→ DIRECTIVE 1
Check each statement against the tutorial below. For each, answer yes or no and quote the words from the tutorial that decide it. (a) The adapter's fit method gets its features by dropping the "timestamp" and "target" columns. (b) The adapter sets learning_rate to 0.01 by default. (c) The base class for one model per segment is MultiSegmentModel.

→ PASSAGE TO READ
Returning to the original values

[14]:
ts.inverse_transform()
[15]:
ts.plot()
../_images/tutorials_custom_transform_and_model_28_0.png

Everything seems to be working correctly. Remember to write the necessary tests before adding a new transform to the library.

3. Custom Model

[16]:
!pip install lightgbm -q

if the required module is not in the library, you should add it to the poetry file.

[17]:
from typing import List

from lightgbm import LGBMRegressor
from etna.models.base import BaseAdapter
from etna.models.base import MultiSegmentModel
from etna.models.base import PerSegmentModel
from etna.pipeline import Pipeline

If you could not find a suitable model among the ready-made ones, then you can create your own.

There are two ways for using models.

  • One model for entire dataset

  • One model for each segment

We need 2 classes for this options.

First, we need to implement adapter model that connects our library to lightgbm.

[18]:
class _LGBMAdapter(BaseAdapter):
    def __init__(
        self,
        boosting_type="gbdt",
        num_leaves=31,
        max_depth=-1,
        learning_rate=0.1,
        n_estimators=100,
        **kwargs,
    ):
        self.model = LGBMRegressor(
            boosting_type=boosting_type,
            num_leaves=num_leaves,
            max_depth=max_depth,
            learning_rate=learning_rate,
            n_estimators=n_estimators,
            **kwargs
        )
        self._categorical = None

    def fit(self, df: pd.DataFrame, regressors: List[str]):
        features = df.drop(columns=["timestamp", "target"])
        self._categorical = features.select_dtypes(include=["category"]).columns.to_list()
        target = df["target"]
        self.model.fit(X=features, y=target, categorical_feature=self._categorical)
        return self

    def predict(self, df: pd.DataFrame):
        features = df.drop(columns=["timestamp", "target"])
        pred = self.model.predict(features)
        return pred

    def get_model(self) -> LGBMRegressor:
        return self.model

One model for each segment. Base class — PerSegmentModel.

All methods are described in the base class. All that remains is to initialize.

→ DIRECTIVE 2
From the records below, extract every line that contains the string "Cash".

→ EXTRACTED RECORDS
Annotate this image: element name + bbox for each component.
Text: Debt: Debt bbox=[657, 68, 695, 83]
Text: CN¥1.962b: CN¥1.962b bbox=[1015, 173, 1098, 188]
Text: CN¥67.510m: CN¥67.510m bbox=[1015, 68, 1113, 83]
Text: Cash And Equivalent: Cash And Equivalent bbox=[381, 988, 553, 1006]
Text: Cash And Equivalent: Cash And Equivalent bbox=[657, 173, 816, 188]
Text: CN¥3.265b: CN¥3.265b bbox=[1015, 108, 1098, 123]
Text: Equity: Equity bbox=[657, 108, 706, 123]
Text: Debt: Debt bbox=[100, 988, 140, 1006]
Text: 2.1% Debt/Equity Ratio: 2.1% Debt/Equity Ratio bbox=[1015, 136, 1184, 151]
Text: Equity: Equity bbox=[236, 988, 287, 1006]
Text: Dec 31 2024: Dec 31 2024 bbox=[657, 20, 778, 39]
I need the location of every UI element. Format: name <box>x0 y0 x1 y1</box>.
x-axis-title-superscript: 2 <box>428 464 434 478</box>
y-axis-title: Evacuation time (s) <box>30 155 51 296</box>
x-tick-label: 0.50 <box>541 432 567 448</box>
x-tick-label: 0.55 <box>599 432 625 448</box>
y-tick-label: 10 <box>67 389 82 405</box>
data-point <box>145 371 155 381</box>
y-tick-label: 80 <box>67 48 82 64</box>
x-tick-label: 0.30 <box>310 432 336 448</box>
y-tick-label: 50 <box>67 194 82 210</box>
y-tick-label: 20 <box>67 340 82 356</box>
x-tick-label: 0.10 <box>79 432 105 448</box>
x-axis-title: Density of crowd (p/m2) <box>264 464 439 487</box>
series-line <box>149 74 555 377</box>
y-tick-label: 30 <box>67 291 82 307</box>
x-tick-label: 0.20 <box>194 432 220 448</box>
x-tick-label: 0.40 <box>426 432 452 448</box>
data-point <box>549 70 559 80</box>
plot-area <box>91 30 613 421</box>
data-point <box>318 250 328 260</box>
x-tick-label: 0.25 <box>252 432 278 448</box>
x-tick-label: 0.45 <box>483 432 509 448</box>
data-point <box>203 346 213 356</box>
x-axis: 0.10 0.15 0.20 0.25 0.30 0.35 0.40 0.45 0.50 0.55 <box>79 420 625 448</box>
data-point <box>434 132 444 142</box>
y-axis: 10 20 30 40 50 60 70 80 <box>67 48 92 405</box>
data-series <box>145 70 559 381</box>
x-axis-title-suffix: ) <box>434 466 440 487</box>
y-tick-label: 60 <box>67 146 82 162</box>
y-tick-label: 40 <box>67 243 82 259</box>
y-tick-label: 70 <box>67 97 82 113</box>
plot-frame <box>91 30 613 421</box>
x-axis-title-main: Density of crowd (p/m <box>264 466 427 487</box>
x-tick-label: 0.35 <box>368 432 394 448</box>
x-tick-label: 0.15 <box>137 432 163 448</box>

→ EXERCISE SOLUTION 1
(a) Yes: "features = df.drop(columns=["timestamp", "target"])"
(b) No: "learning_rate=0.1,"
(c) No: "One model for each segment. Base class — PerSegmentModel."

→ EXERCISE SOLUTION 2
Text: Cash And Equivalent: Cash And Equivalent bbox=[381, 988, 553, 1006]
Text: Cash And Equivalent: Cash And Equivalent bbox=[657, 173, 816, 188]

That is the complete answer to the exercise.